begin RECORDS FOR THE EXERCISE

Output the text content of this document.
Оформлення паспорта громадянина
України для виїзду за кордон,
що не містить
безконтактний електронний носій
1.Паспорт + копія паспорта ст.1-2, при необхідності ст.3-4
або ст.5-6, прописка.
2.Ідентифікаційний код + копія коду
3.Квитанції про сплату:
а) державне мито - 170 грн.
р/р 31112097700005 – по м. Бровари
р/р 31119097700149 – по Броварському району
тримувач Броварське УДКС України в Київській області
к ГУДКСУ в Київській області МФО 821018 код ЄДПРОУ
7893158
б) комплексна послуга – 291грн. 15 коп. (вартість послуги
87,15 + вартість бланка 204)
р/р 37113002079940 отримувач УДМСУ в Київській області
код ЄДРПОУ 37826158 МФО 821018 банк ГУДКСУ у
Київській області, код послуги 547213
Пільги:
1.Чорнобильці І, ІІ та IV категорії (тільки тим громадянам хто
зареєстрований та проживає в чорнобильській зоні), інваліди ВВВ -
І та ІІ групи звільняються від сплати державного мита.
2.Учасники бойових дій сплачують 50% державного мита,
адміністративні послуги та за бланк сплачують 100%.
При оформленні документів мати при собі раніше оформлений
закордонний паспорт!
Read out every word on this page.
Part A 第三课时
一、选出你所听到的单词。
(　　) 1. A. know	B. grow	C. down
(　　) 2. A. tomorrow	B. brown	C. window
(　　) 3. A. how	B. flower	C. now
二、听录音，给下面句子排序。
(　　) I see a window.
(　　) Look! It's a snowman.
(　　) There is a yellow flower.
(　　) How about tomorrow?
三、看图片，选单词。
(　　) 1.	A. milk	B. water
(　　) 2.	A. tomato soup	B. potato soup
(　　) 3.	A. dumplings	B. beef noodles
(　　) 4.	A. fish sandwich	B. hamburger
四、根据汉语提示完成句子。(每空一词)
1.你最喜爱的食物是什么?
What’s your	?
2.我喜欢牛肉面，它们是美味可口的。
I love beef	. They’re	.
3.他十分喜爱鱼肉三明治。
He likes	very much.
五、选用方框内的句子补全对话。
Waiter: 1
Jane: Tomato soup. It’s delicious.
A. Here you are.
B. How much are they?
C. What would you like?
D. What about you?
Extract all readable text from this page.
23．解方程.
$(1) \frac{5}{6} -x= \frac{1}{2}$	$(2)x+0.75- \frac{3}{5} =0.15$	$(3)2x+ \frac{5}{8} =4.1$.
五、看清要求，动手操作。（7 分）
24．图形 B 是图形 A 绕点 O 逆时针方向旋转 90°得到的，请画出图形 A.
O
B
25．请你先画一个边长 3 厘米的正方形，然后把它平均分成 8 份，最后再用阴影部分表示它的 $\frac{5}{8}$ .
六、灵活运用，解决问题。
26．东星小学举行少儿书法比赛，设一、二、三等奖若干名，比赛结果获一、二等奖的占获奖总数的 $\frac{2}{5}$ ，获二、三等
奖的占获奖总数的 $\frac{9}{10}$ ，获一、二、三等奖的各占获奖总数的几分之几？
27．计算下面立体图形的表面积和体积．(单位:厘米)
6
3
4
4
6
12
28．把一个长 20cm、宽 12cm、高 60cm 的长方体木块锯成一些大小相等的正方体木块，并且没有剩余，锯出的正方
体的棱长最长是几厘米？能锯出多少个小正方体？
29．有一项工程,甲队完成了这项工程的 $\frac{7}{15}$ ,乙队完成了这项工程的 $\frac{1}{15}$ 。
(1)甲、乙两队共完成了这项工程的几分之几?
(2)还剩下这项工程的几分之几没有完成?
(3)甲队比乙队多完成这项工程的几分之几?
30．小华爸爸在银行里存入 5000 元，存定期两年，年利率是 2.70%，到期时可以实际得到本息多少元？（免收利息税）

end RECORDS FOR THE EXERCISE

*GIVEN REQUEST*. From the records above, pull out every line containing the word "України".

*EXPECTED OUTPUT*.
України для виїзду за кордон,
тримувач Броварське УДКС України в Київській області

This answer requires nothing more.